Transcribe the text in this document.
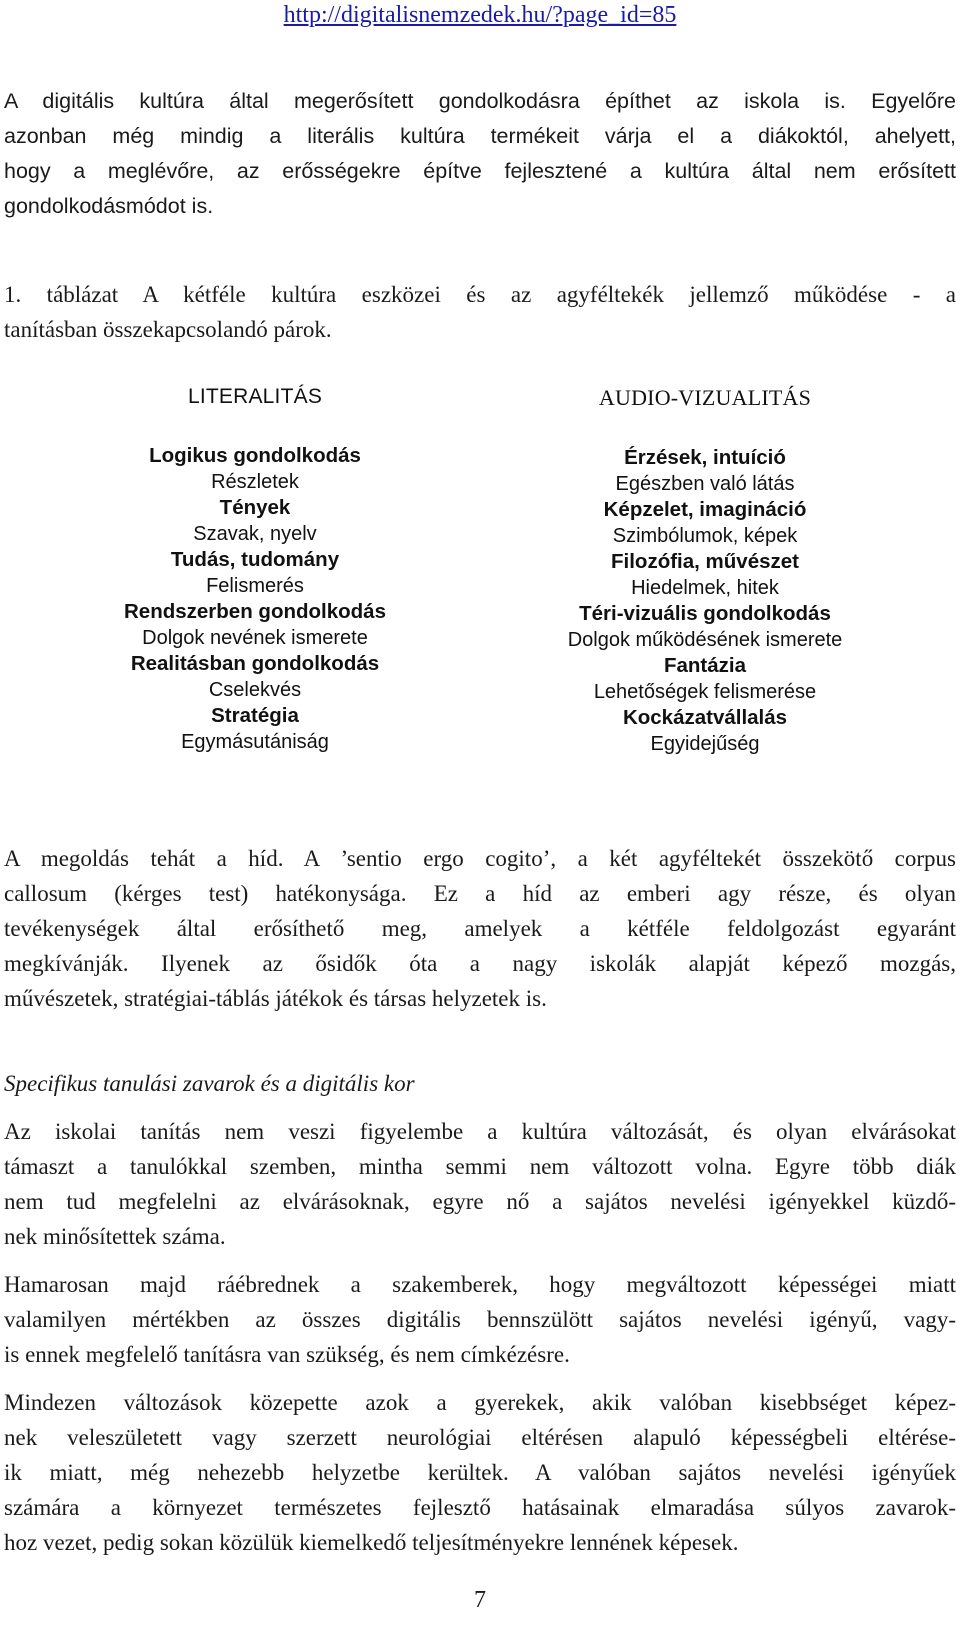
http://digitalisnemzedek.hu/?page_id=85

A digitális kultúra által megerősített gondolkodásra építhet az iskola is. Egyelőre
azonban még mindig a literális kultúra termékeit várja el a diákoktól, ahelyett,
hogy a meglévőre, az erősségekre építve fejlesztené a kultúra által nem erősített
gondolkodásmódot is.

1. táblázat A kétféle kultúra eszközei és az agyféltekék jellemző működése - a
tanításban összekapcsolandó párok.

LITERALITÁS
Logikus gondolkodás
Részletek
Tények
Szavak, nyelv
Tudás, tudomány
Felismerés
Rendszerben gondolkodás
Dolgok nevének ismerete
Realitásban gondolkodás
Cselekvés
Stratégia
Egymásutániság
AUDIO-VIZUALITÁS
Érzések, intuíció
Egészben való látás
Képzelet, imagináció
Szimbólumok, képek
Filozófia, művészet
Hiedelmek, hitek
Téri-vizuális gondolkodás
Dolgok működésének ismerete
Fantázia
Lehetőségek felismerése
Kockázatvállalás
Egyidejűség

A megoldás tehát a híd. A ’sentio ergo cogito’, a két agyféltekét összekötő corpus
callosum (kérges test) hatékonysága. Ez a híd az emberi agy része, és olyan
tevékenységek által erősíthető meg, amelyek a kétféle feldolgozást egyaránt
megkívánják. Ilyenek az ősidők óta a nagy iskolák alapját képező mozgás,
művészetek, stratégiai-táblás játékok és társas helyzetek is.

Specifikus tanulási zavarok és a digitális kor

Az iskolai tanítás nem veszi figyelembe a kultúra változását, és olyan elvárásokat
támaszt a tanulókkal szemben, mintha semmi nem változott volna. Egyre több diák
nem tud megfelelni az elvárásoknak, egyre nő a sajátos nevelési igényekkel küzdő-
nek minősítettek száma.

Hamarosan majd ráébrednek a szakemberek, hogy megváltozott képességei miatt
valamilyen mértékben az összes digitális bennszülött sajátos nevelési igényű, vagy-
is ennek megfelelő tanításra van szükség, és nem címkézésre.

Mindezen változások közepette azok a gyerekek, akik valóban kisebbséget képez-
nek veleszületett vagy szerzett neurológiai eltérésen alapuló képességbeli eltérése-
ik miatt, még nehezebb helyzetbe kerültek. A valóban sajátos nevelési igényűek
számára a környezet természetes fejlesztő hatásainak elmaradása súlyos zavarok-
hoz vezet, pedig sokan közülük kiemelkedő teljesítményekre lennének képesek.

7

• **To be done**: Write only the number of lines in the records that include the word "vagy".

• **Task output**: 2